Objective:
Return the lines of the records below verbatim, starting at the line containing "- data-marker: [412, 622, 430, 648]" and ending at the line containing "- data-marker: [251, 687, 269, 713]", with both of those lines included.

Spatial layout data

=-=-=

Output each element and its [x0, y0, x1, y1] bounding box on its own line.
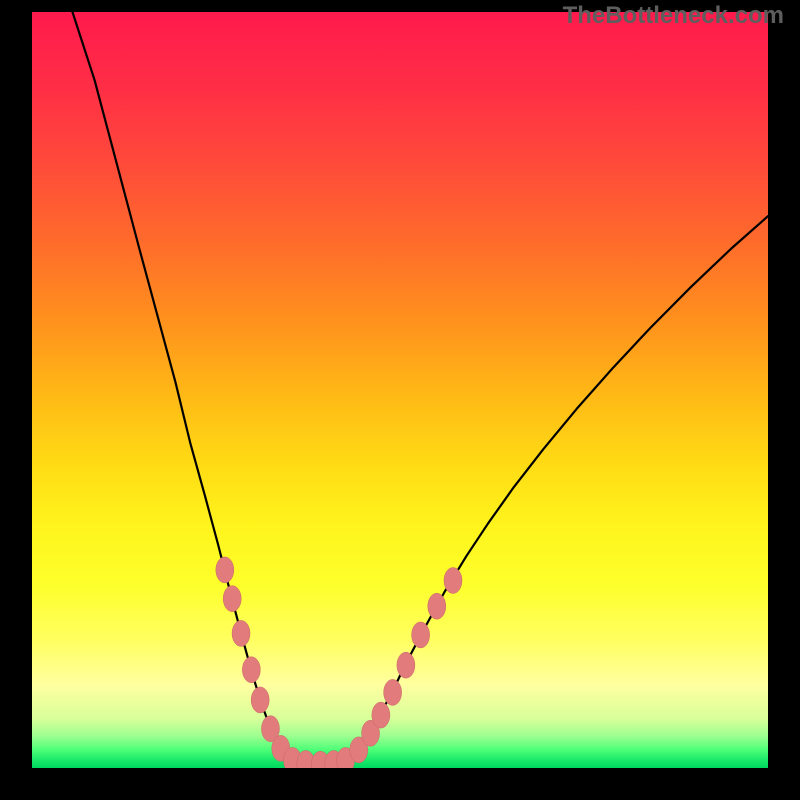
- data-marker: [412, 622, 430, 648]
- watermark-text: TheBottleneck.com: [563, 2, 784, 30]
- data-marker: [242, 657, 260, 683]
- data-marker: [384, 679, 402, 705]
- chart-frame: TheBottleneck.com: [0, 0, 800, 800]
- data-marker: [372, 702, 390, 728]
- data-marker: [428, 593, 446, 619]
- chart-svg: [32, 12, 768, 768]
- data-marker: [232, 620, 250, 646]
- plot-area: [32, 12, 768, 768]
- data-marker: [216, 557, 234, 583]
- data-marker: [397, 652, 415, 678]
- data-marker: [444, 568, 462, 594]
- data-marker: [223, 586, 241, 612]
- data-marker: [251, 687, 269, 713]
- gradient-background: [32, 12, 768, 768]
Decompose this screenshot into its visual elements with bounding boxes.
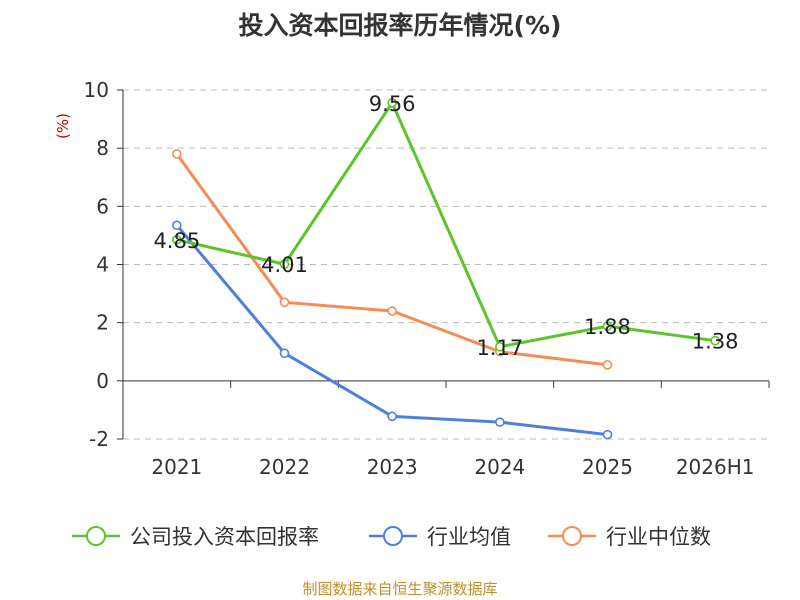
data-label: 4.85 [153,229,200,253]
series-lines [172,97,720,440]
data-point [172,220,182,231]
data-point [387,411,397,422]
grid-lines [123,89,769,440]
data-point [710,335,720,346]
series-line [175,224,608,437]
data-point [602,429,613,440]
x-tick-label: 2025 [582,455,633,479]
axes: -2 0 2 4 6 8 10 (%) 2021 2022 2023 2024 2025 2026H1 [54,78,770,479]
legend-item[interactable]: 行业中位数 [548,525,711,549]
data-point [172,149,182,159]
source-note: 制图数据来自恒生聚源数据库 [302,580,498,598]
x-tick-label: 2022 [259,455,310,479]
legend-marker [562,526,582,546]
data-point [602,360,613,370]
x-tick-label: 2024 [474,455,525,479]
data-label: 1.38 [692,330,739,354]
data-point [387,97,397,108]
chart-title: 投入资本回报率历年情况(%) [238,11,562,40]
data-point [279,348,290,359]
data-point [495,342,505,352]
data-point [602,321,613,331]
legend: 公司投入资本回报率 行业均值 行业中位数 [72,525,711,549]
legend-item[interactable]: 公司投入资本回报率 [72,525,319,549]
x-tick-label: 2026H1 [676,455,755,479]
legend-label: 行业均值 [427,525,511,549]
data-label: 9.56 [369,92,416,116]
data-label: 1.17 [476,336,523,360]
data-point [172,234,182,245]
x-tick-label: 2023 [367,455,418,479]
data-point [387,306,397,316]
data-point [279,297,290,308]
legend-item[interactable]: 行业均值 [369,525,511,549]
legend-marker [383,526,403,546]
y-tick-label: 4 [96,253,109,277]
y-tick-label: 8 [96,136,109,160]
y-tick-label: 10 [84,78,109,102]
data-labels: 4.85 4.01 9.56 1.17 1.88 1.38 [153,92,738,360]
legend-label: 行业中位数 [606,525,711,549]
y-tick-label: 6 [96,194,109,218]
y-tick-label: -2 [89,427,109,451]
series-line [175,153,608,367]
y-tick-label: 0 [96,369,109,393]
data-label: 4.01 [261,253,308,277]
y-tick-label: 2 [96,311,109,335]
data-point [495,417,505,427]
series-line [176,101,716,349]
legend-label: 公司投入资本回报率 [130,525,319,549]
y-axis-label: (%) [54,113,72,139]
data-label: 1.88 [584,315,631,339]
x-tick-label: 2021 [151,455,202,479]
legend-marker [86,526,106,546]
data-point [279,259,290,270]
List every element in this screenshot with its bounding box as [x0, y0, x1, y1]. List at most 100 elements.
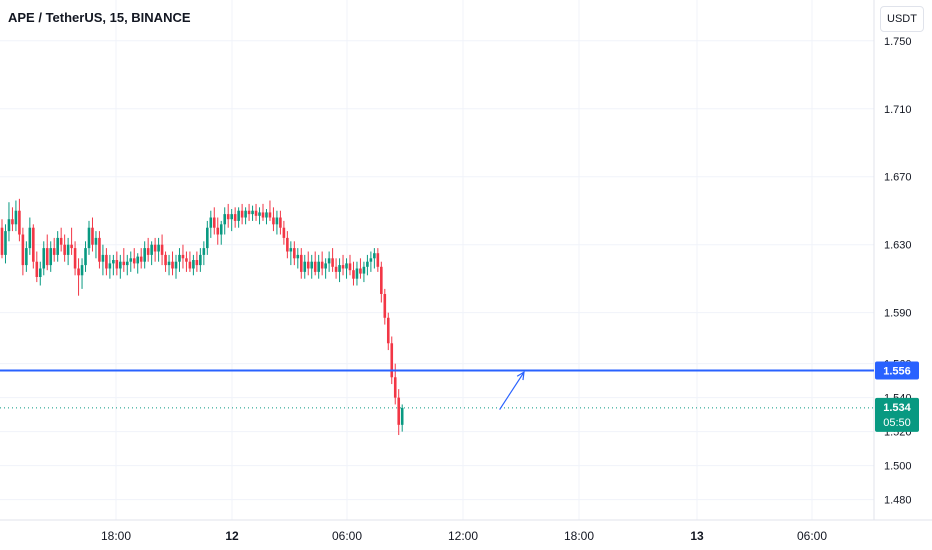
candle-body: [331, 258, 334, 267]
candle: [265, 209, 268, 225]
candle-body: [352, 270, 355, 279]
candle-body: [202, 248, 206, 255]
candle: [45, 234, 49, 271]
candle-body: [129, 258, 133, 262]
candle-body: [25, 248, 28, 266]
candle-body: [230, 214, 233, 220]
candle-body: [18, 210, 21, 235]
candle: [279, 210, 282, 235]
candle: [293, 241, 296, 266]
price-tick-label: 1.480: [884, 495, 912, 507]
candle: [70, 227, 73, 255]
candle-body: [293, 248, 296, 259]
candle: [56, 231, 59, 262]
candle-body: [313, 261, 317, 272]
candle: [139, 248, 143, 269]
candle-body: [390, 343, 394, 378]
candle-body: [303, 261, 307, 272]
time-axis[interactable]: 18:00 12 06:00 12:00 18:00 13 06:00: [101, 529, 827, 543]
candle-body: [268, 212, 272, 218]
candle: [254, 203, 258, 221]
candle: [136, 253, 140, 274]
candle: [400, 404, 404, 432]
candle: [230, 209, 233, 232]
candle: [338, 258, 341, 283]
candle: [362, 261, 366, 283]
candle-body: [282, 227, 286, 238]
candle: [125, 254, 129, 276]
candle-body: [188, 261, 192, 269]
candle-body: [226, 214, 230, 220]
candle: [286, 231, 289, 259]
candle-body: [146, 248, 150, 255]
last-price-label: 1.534: [883, 402, 911, 414]
candle: [77, 258, 80, 296]
candle: [129, 251, 133, 272]
price-tick-label: 1.710: [884, 104, 912, 116]
candle-body: [185, 258, 188, 262]
candle-body: [101, 254, 105, 262]
candle: [35, 251, 39, 283]
candle-body: [91, 227, 94, 245]
candle-body: [334, 266, 338, 272]
candle: [366, 254, 369, 276]
candle-body: [376, 253, 380, 267]
candle-body: [115, 260, 119, 269]
price-tick-label: 1.630: [884, 240, 912, 252]
candle-body: [317, 261, 320, 272]
candle: [91, 217, 94, 252]
candle-body: [400, 407, 404, 425]
candle: [21, 227, 25, 276]
candle-body: [32, 227, 35, 262]
candle: [63, 234, 66, 262]
candle: [11, 207, 14, 232]
candle: [355, 261, 359, 286]
candle-body: [66, 244, 70, 255]
candle-body: [338, 265, 341, 272]
candle: [143, 241, 146, 269]
candle-body: [299, 254, 303, 272]
candle: [157, 237, 160, 262]
candle-body: [105, 254, 108, 269]
candle-body: [63, 244, 66, 255]
candle-body: [345, 263, 348, 269]
candle-body: [369, 258, 373, 262]
candle: [108, 254, 112, 279]
candle-body: [212, 217, 216, 228]
symbol-title[interactable]: APE / TetherUS, 15, BINANCE: [8, 10, 191, 25]
candle-body: [383, 293, 387, 318]
candle: [299, 248, 303, 279]
candle-body: [286, 237, 289, 252]
currency-button[interactable]: USDT: [880, 6, 924, 32]
candle-body: [265, 212, 268, 218]
candle-body: [21, 234, 25, 266]
candle-body: [251, 210, 254, 215]
candle: [272, 207, 275, 232]
candle: [18, 198, 21, 242]
candle: [167, 254, 171, 276]
price-tick-label: 1.750: [884, 36, 912, 48]
candle: [52, 237, 56, 262]
candle-body: [87, 227, 91, 249]
candle-body: [386, 317, 390, 344]
candle-body: [233, 214, 237, 221]
trend-arrow[interactable]: [499, 371, 525, 410]
candle: [94, 231, 98, 259]
candle-body: [45, 248, 49, 266]
candle-body: [122, 261, 126, 266]
candle: [209, 210, 213, 238]
candle: [4, 224, 7, 264]
candle: [101, 244, 105, 276]
candle-body: [327, 258, 331, 264]
time-tick-label: 18:00: [101, 529, 131, 543]
candle-body: [306, 261, 310, 269]
candle: [185, 251, 188, 272]
candle: [373, 248, 376, 269]
candle: [38, 261, 42, 286]
price-axis[interactable]: 1.7501.7101.6701.6301.5901.5001.4801.560…: [884, 36, 912, 507]
candle: [233, 207, 237, 228]
candle-body: [0, 227, 4, 255]
candle-body: [38, 268, 42, 277]
candle-body: [244, 210, 247, 218]
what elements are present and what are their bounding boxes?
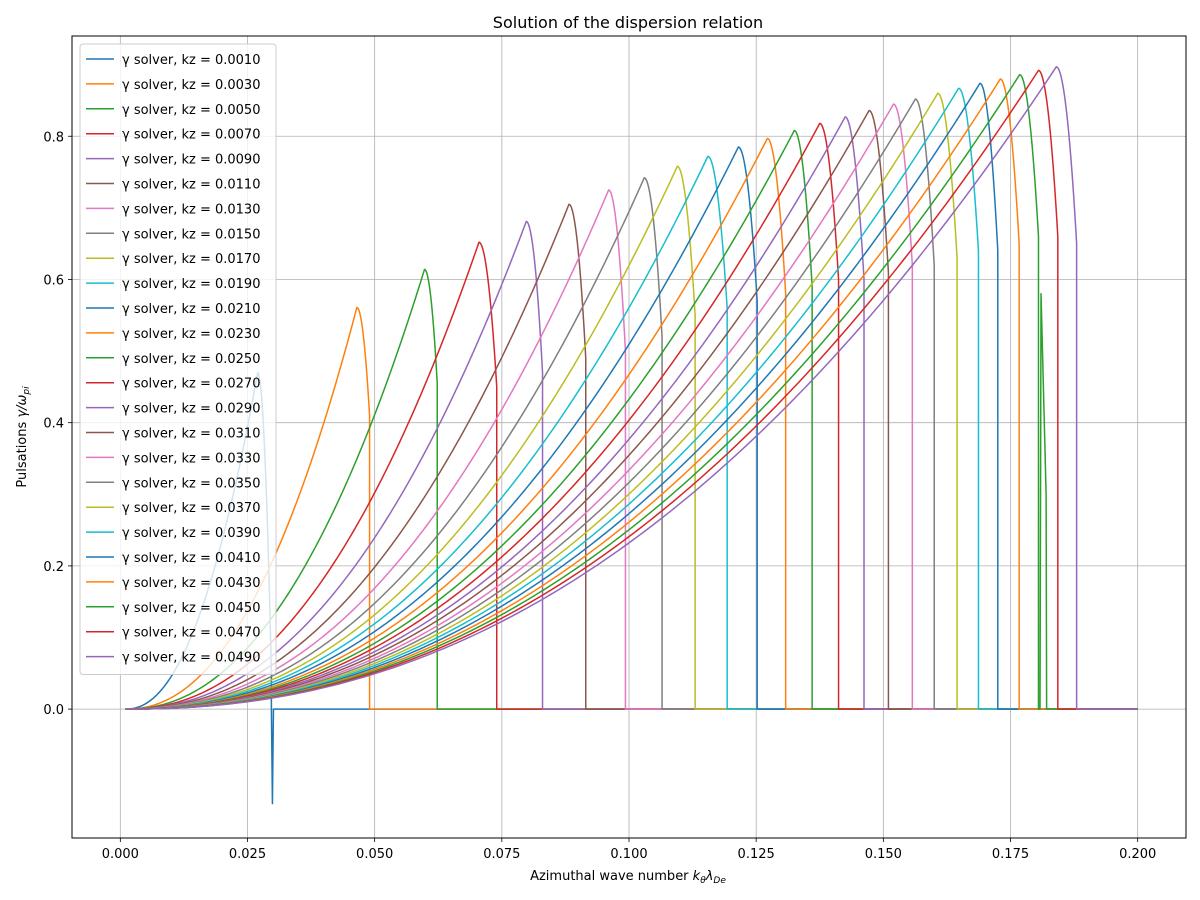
x-axis-ticks: 0.000 0.025 0.050 0.075 0.100 0.125 0.150 0.175… (102, 838, 1156, 862)
x-tick-label: 0.100 (610, 847, 647, 862)
legend-entry: γ solver, kz = 0.0270 (122, 377, 260, 392)
series-line (125, 165, 1138, 710)
legend-entry: γ solver, kz = 0.0250 (122, 352, 260, 367)
legend-entry: γ solver, kz = 0.0230 (122, 327, 260, 342)
series-line (125, 177, 1138, 710)
y-tick-label: 0.0 (43, 703, 64, 718)
series-line (125, 122, 1138, 710)
series-line (125, 109, 1138, 710)
series-line (125, 146, 1138, 710)
x-axis-label: Azimuthal wave number kθλDe (530, 869, 726, 886)
legend-entry: γ solver, kz = 0.0470 (122, 626, 260, 641)
legend-entry: γ solver, kz = 0.0350 (122, 476, 260, 491)
series-line (125, 103, 1138, 710)
series-line (125, 189, 1138, 710)
legend-entry: γ solver, kz = 0.0130 (122, 202, 260, 217)
x-tick-label: 0.025 (229, 847, 266, 862)
chart-title: Solution of the dispersion relation (493, 13, 763, 32)
legend-entry: γ solver, kz = 0.0310 (122, 427, 260, 442)
y-tick-label: 0.2 (43, 560, 64, 575)
legend-entry: γ solver, kz = 0.0050 (122, 103, 260, 118)
legend-entry: γ solver, kz = 0.0110 (122, 178, 260, 193)
series-line (125, 129, 1138, 710)
y-tick-label: 0.4 (43, 417, 64, 432)
x-tick-label: 0.200 (1119, 847, 1156, 862)
legend-entry: γ solver, kz = 0.0450 (122, 601, 260, 616)
series-line (125, 220, 1138, 710)
x-tick-label: 0.050 (356, 847, 393, 862)
series-line (125, 98, 1138, 710)
series-line (125, 203, 1138, 710)
legend-entry: γ solver, kz = 0.0090 (122, 153, 260, 168)
series-line (125, 155, 1138, 710)
x-tick-label: 0.150 (865, 847, 902, 862)
series-line (125, 268, 1138, 710)
legend-entry: γ solver, kz = 0.0170 (122, 252, 260, 267)
x-tick-label: 0.000 (102, 847, 139, 862)
legend-entry: γ solver, kz = 0.0390 (122, 526, 260, 541)
y-axis-label: Pulsations γ/ωpi (15, 386, 32, 488)
series-line (125, 241, 1138, 710)
legend-entry: γ solver, kz = 0.0010 (122, 53, 260, 68)
legend-entry: γ solver, kz = 0.0290 (122, 402, 260, 417)
legend-box (79, 43, 277, 675)
y-tick-label: 0.6 (43, 273, 64, 288)
legend-entry: γ solver, kz = 0.0490 (122, 651, 260, 666)
legend-entry: γ solver, kz = 0.0190 (122, 277, 260, 292)
legend-entry: γ solver, kz = 0.0070 (122, 128, 260, 143)
legend: γ solver, kz = 0.0010 γ solver, kz = 0.00… (79, 43, 277, 675)
legend-entry: γ solver, kz = 0.0330 (122, 451, 260, 466)
legend-entry: γ solver, kz = 0.0150 (122, 227, 260, 242)
series-line (125, 137, 1138, 710)
x-tick-label: 0.175 (992, 847, 1029, 862)
series-line (125, 116, 1138, 710)
x-tick-label: 0.075 (483, 847, 520, 862)
y-tick-label: 0.8 (43, 130, 64, 145)
x-tick-label: 0.125 (738, 847, 775, 862)
legend-entry: γ solver, kz = 0.0370 (122, 501, 260, 516)
legend-entry: γ solver, kz = 0.0430 (122, 576, 260, 591)
series-line (125, 66, 1138, 710)
legend-entry: γ solver, kz = 0.0410 (122, 551, 260, 566)
legend-entry: γ solver, kz = 0.0030 (122, 78, 260, 93)
y-axis-ticks: 0.0 0.2 0.4 0.6 0.8 (43, 130, 72, 718)
legend-entry: γ solver, kz = 0.0210 (122, 302, 260, 317)
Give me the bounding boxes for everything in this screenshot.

=-=-=

Final result:
- data-marker: [412, 622, 430, 648]
- watermark-text: TheBottleneck.com: [563, 2, 784, 30]
- data-marker: [242, 657, 260, 683]
- data-marker: [384, 679, 402, 705]
- chart-frame: TheBottleneck.com: [0, 0, 800, 800]
- data-marker: [372, 702, 390, 728]
- data-marker: [428, 593, 446, 619]
- chart-svg: [32, 12, 768, 768]
- data-marker: [232, 620, 250, 646]
- plot-area: [32, 12, 768, 768]
- data-marker: [216, 557, 234, 583]
- data-marker: [397, 652, 415, 678]
- data-marker: [444, 568, 462, 594]
- data-marker: [223, 586, 241, 612]
- data-marker: [251, 687, 269, 713]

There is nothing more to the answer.